What to produce – State the number of lines in these records holding "right". Say nothing more.
• • • • • • •
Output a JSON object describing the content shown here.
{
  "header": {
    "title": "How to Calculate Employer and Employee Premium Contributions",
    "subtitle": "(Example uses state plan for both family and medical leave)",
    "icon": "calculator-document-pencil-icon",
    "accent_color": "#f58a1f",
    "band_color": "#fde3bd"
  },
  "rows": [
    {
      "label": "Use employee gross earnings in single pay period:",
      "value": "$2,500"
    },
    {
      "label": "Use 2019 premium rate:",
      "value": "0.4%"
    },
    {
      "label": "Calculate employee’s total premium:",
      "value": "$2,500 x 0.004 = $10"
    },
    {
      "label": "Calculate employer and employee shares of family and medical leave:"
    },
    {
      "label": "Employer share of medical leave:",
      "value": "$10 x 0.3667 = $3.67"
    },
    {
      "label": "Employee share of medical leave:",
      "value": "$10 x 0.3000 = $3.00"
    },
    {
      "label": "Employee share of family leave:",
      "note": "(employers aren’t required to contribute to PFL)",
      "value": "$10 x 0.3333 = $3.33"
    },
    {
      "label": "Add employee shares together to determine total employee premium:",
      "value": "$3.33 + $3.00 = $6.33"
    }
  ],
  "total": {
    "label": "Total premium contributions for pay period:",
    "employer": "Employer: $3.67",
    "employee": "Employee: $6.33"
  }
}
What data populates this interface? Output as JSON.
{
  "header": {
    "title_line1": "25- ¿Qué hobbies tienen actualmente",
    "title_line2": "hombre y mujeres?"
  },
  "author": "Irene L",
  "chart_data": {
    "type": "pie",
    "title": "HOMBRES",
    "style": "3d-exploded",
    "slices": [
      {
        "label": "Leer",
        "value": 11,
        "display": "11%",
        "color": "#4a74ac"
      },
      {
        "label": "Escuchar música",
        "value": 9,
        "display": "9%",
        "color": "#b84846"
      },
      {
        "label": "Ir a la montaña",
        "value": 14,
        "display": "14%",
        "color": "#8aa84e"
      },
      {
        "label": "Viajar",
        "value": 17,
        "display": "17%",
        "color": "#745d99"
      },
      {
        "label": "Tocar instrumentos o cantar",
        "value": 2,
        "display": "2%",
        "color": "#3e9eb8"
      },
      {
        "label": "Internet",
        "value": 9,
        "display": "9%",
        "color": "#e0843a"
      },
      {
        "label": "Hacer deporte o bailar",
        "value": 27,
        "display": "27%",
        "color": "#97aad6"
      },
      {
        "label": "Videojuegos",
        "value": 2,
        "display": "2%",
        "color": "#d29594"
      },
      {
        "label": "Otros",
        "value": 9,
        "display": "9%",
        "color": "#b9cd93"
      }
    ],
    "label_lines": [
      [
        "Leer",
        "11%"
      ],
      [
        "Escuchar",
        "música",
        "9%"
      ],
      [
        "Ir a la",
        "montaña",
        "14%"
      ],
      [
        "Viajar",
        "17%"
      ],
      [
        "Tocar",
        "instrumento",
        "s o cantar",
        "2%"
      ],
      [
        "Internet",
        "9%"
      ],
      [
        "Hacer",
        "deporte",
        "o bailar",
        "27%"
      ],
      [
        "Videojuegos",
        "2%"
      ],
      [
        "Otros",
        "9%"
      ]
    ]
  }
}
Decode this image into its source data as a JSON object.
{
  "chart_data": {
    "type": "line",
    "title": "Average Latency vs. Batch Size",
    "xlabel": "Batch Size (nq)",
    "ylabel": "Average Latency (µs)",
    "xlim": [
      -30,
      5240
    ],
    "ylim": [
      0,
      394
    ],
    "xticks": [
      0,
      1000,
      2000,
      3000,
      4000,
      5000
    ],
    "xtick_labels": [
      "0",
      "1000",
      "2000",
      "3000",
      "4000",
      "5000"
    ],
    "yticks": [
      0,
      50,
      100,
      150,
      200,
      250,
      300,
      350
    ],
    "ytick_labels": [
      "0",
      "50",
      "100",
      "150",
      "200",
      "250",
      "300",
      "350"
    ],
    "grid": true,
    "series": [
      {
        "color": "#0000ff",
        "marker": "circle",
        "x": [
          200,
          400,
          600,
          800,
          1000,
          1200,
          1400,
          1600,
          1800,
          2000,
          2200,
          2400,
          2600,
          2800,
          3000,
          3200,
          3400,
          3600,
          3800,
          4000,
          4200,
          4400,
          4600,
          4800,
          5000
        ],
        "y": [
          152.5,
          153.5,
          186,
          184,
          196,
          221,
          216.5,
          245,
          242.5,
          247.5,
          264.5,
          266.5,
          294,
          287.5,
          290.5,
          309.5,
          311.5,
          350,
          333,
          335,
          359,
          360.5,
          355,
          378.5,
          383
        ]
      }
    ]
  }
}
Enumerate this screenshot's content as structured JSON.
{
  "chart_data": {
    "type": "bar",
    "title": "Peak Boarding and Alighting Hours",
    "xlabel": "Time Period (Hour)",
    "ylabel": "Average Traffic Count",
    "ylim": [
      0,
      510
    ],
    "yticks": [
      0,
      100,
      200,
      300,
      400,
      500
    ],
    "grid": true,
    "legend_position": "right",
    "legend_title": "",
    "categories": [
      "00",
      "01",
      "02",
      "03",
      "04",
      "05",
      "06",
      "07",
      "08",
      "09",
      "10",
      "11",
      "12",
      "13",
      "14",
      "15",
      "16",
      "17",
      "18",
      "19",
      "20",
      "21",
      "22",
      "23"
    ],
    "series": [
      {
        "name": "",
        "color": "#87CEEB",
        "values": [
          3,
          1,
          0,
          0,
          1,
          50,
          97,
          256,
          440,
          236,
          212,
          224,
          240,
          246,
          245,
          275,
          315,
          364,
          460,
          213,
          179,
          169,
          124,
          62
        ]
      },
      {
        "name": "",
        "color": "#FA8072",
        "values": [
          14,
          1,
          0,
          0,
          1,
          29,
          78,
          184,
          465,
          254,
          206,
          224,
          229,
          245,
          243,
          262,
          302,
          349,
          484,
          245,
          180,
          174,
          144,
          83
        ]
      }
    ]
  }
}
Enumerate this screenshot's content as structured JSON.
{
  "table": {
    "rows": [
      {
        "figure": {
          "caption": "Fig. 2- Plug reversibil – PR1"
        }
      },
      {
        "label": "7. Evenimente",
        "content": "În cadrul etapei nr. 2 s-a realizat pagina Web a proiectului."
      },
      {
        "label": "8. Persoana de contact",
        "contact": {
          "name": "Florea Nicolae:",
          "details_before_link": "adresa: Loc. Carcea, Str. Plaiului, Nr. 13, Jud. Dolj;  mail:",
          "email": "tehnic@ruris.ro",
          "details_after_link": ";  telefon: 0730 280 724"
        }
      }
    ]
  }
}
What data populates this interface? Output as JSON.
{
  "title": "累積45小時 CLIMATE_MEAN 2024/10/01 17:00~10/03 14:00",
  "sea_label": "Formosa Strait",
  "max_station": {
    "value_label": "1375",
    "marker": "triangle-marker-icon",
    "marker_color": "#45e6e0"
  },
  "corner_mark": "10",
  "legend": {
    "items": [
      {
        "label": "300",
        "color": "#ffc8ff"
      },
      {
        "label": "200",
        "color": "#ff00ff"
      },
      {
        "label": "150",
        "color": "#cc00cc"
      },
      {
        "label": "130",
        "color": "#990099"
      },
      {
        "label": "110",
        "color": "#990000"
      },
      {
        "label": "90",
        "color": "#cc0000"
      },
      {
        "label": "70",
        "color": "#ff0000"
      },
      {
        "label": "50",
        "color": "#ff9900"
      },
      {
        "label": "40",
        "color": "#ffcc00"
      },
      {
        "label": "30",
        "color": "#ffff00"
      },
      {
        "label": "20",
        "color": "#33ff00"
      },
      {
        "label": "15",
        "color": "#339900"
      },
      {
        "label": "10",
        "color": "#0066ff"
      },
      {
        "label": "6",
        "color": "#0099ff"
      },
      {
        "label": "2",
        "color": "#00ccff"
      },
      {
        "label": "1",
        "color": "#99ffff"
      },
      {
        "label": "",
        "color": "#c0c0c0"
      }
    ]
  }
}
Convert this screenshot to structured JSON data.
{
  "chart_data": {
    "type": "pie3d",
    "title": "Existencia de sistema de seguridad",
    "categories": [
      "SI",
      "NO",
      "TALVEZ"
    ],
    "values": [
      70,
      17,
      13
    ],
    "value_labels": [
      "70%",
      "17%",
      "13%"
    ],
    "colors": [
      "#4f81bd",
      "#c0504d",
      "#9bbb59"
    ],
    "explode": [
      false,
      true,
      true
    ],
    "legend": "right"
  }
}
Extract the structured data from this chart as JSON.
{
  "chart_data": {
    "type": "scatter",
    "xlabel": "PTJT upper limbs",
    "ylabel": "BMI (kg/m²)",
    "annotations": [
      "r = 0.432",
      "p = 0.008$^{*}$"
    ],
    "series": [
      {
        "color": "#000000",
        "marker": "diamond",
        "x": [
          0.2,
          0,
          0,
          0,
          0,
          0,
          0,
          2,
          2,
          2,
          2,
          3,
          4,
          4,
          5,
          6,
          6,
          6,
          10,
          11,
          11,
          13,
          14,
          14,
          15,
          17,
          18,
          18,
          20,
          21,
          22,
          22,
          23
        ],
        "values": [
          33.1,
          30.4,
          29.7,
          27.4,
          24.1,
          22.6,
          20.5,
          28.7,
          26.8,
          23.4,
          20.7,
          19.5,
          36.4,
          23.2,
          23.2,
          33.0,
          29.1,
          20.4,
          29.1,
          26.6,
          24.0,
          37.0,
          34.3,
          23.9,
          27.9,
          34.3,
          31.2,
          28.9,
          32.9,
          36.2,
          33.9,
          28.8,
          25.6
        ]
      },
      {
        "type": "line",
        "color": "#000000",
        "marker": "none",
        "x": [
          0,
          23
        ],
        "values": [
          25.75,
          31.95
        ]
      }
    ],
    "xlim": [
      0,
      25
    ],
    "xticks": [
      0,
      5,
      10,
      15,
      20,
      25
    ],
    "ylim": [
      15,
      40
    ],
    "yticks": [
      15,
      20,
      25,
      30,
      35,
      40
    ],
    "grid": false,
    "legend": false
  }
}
• • • • • • •
Worked answer – 2